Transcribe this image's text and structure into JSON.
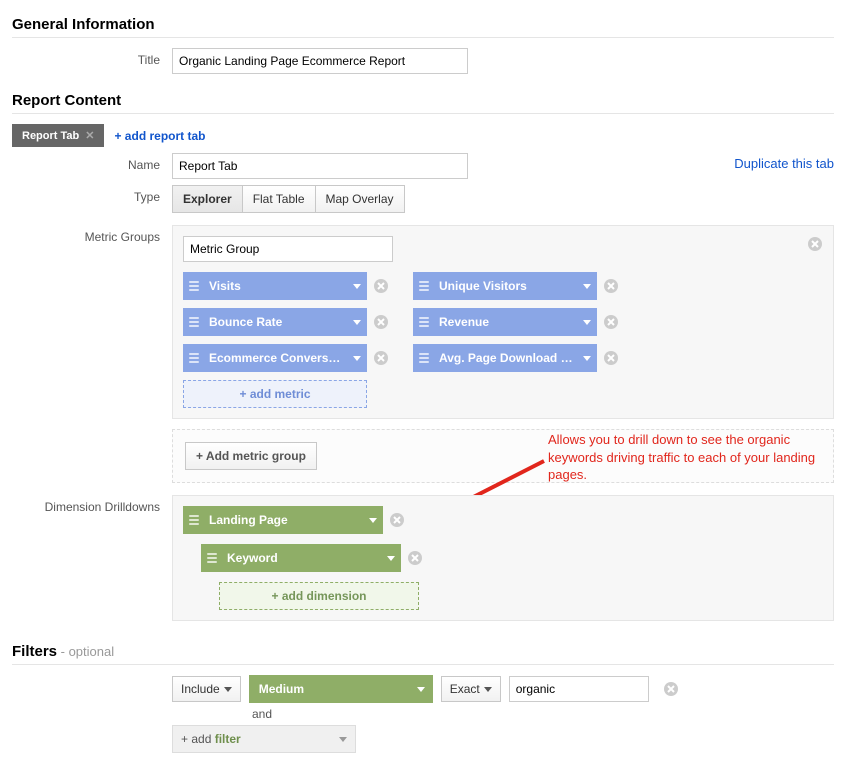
{
  "general": {
    "heading": "General Information",
    "title_label": "Title",
    "title_value": "Organic Landing Page Ecommerce Report"
  },
  "report": {
    "heading": "Report Content",
    "active_tab_label": "Report Tab",
    "add_report_tab": "+ add report tab",
    "name_label": "Name",
    "name_value": "Report Tab",
    "duplicate_link": "Duplicate this tab",
    "type_label": "Type",
    "type_options": [
      "Explorer",
      "Flat Table",
      "Map Overlay"
    ]
  },
  "metrics": {
    "label": "Metric Groups",
    "group_name_value": "Metric Group",
    "rows": [
      [
        "Visits",
        "Unique Visitors"
      ],
      [
        "Bounce Rate",
        "Revenue"
      ],
      [
        "Ecommerce Conversion …",
        "Avg. Page Download Ti…"
      ]
    ],
    "add_metric": "+ add metric",
    "add_metric_group": "+ Add metric group"
  },
  "dimensions": {
    "label": "Dimension Drilldowns",
    "lvl1": "Landing Page",
    "lvl2": "Keyword",
    "add_dimension": "+ add dimension",
    "annotation": "Allows you to drill down to see the organic keywords driving traffic to each of your landing pages."
  },
  "filters": {
    "heading": "Filters",
    "optional": " - optional",
    "include": "Include",
    "dimension": "Medium",
    "match": "Exact",
    "value": "organic",
    "and": "and",
    "add_filter_prefix": "+ add ",
    "add_filter_word": "filter"
  }
}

□ □ □ □ □ □ □

> **Your goal**
Pull out every line above that holds the word "Ecommerce".

> **Response to this task**
    "title_value": "Organic Landing Page Ecommerce Report"
        "Ecommerce Conversion …",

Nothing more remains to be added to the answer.